GOAL: Your task is to copy every line of this material exactly.

PROVIDED RECORDS:

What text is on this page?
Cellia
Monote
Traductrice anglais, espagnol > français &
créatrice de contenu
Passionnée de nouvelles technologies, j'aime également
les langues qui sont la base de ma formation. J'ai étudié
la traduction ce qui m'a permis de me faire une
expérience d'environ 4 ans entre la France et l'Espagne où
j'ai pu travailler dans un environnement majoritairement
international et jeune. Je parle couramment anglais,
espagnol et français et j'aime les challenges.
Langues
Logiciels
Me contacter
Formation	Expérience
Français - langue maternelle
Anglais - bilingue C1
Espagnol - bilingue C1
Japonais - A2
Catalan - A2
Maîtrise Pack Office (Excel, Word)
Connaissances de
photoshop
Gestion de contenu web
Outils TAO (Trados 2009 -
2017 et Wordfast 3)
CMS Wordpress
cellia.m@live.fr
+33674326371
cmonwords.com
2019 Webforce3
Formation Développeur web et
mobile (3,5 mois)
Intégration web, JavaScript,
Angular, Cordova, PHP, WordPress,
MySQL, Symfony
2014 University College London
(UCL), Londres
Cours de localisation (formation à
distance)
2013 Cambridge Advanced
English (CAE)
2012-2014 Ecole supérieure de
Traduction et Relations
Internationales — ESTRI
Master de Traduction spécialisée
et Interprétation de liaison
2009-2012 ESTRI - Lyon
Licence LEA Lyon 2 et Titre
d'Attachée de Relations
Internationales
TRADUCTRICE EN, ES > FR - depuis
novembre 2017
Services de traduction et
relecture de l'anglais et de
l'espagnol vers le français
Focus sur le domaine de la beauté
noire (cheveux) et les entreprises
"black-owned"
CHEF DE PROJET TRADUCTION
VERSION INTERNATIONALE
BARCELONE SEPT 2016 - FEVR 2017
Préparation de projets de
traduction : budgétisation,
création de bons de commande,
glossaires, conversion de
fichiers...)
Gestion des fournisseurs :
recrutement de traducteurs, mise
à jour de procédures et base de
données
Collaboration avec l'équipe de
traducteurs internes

ANSWER TO THIS TASK:
What text is on this page?
Cellia
Monote
Traductrice anglais, espagnol > français &
créatrice de contenu
Passionnée de nouvelles technologies, j'aime également
les langues qui sont la base de ma formation. J'ai étudié
la traduction ce qui m'a permis de me faire une
expérience d'environ 4 ans entre la France et l'Espagne où
j'ai pu travailler dans un environnement majoritairement
international et jeune. Je parle couramment anglais,
espagnol et français et j'aime les challenges.
Langues
Logiciels
Me contacter
Formation	Expérience
Français - langue maternelle
Anglais - bilingue C1
Espagnol - bilingue C1
Japonais - A2
Catalan - A2
Maîtrise Pack Office (Excel, Word)
Connaissances de
photoshop
Gestion de contenu web
Outils TAO (Trados 2009 -
2017 et Wordfast 3)
CMS Wordpress
cellia.m@live.fr
+33674326371
cmonwords.com
2019 Webforce3
Formation Développeur web et
mobile (3,5 mois)
Intégration web, JavaScript,
Angular, Cordova, PHP, WordPress,
MySQL, Symfony
2014 University College London
(UCL), Londres
Cours de localisation (formation à
distance)
2013 Cambridge Advanced
English (CAE)
2012-2014 Ecole supérieure de
Traduction et Relations
Internationales — ESTRI
Master de Traduction spécialisée
et Interprétation de liaison
2009-2012 ESTRI - Lyon
Licence LEA Lyon 2 et Titre
d'Attachée de Relations
Internationales
TRADUCTRICE EN, ES > FR - depuis
novembre 2017
Services de traduction et
relecture de l'anglais et de
l'espagnol vers le français
Focus sur le domaine de la beauté
noire (cheveux) et les entreprises
"black-owned"
CHEF DE PROJET TRADUCTION
VERSION INTERNATIONALE
BARCELONE SEPT 2016 - FEVR 2017
Préparation de projets de
traduction : budgétisation,
création de bons de commande,
glossaires, conversion de
fichiers...)
Gestion des fournisseurs :
recrutement de traducteurs, mise
à jour de procédures et base de
données
Collaboration avec l'équipe de
traducteurs internes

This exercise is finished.